SET PROBLEM> Transcribe all of the data exactly. Omit the pictures.

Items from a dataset
================================

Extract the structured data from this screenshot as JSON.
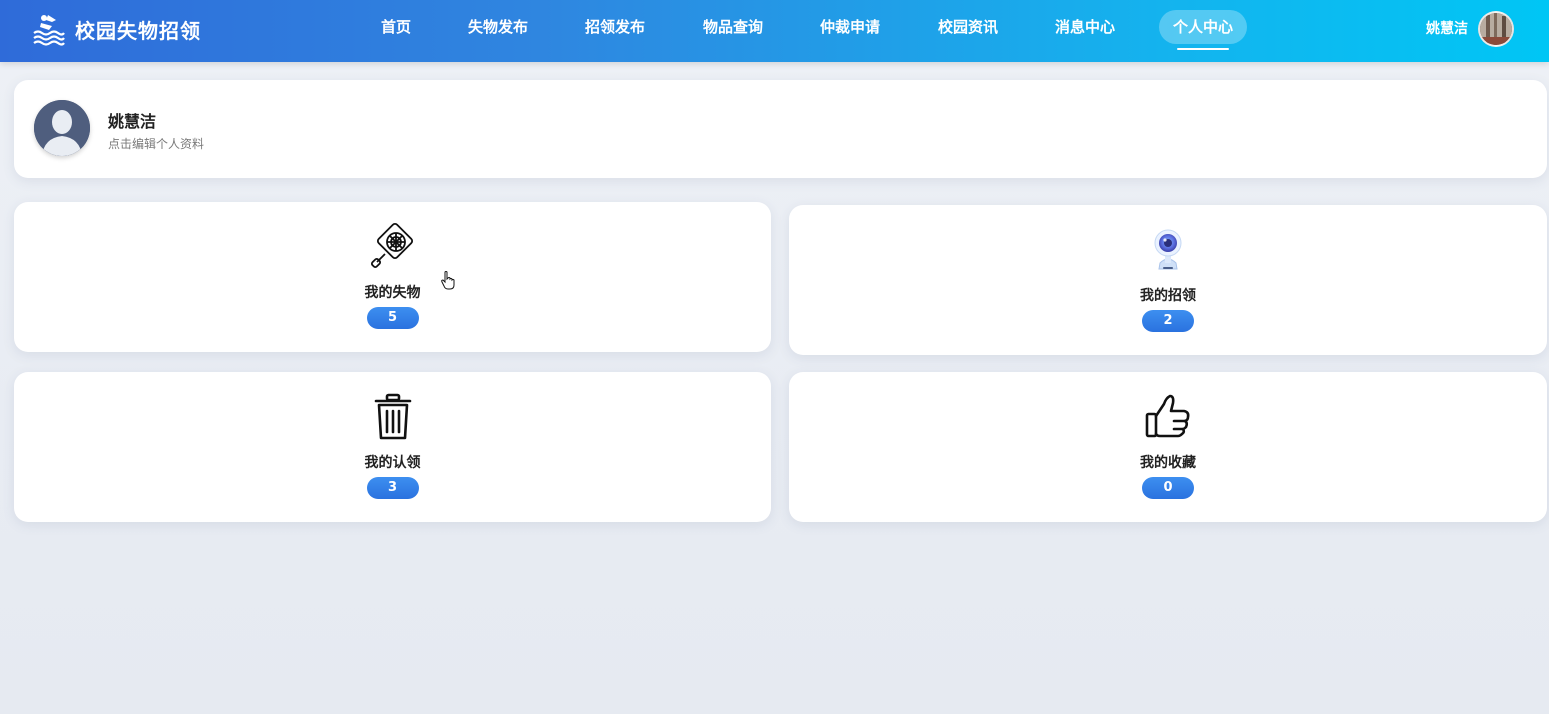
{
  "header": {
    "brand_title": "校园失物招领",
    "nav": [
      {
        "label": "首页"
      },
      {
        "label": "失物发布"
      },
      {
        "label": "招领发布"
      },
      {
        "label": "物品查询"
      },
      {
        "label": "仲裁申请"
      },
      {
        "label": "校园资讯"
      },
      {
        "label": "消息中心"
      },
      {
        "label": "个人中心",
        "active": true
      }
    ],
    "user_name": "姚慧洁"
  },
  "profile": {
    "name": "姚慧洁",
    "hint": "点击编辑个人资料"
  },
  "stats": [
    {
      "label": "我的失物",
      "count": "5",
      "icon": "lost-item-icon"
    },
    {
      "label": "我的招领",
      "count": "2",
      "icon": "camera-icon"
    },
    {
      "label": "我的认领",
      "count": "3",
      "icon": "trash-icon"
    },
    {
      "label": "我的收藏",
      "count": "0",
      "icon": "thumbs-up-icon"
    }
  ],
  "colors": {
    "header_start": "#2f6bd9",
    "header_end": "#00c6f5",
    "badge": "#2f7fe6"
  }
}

================================

THE REPLY>
Extract the structured data from this screenshot as JSON.
{
  "header": {
    "brand_title": "校园失物招领",
    "nav": [
      {
        "label": "首页"
      },
      {
        "label": "失物发布"
      },
      {
        "label": "招领发布"
      },
      {
        "label": "物品查询"
      },
      {
        "label": "仲裁申请"
      },
      {
        "label": "校园资讯"
      },
      {
        "label": "消息中心"
      },
      {
        "label": "个人中心",
        "active": true
      }
    ],
    "user_name": "姚慧洁"
  },
  "profile": {
    "name": "姚慧洁",
    "hint": "点击编辑个人资料"
  },
  "stats": [
    {
      "label": "我的失物",
      "count": "5",
      "icon": "lost-item-icon"
    },
    {
      "label": "我的招领",
      "count": "2",
      "icon": "camera-icon"
    },
    {
      "label": "我的认领",
      "count": "3",
      "icon": "trash-icon"
    },
    {
      "label": "我的收藏",
      "count": "0",
      "icon": "thumbs-up-icon"
    }
  ],
  "colors": {
    "header_start": "#2f6bd9",
    "header_end": "#00c6f5",
    "badge": "#2f7fe6"
  }
}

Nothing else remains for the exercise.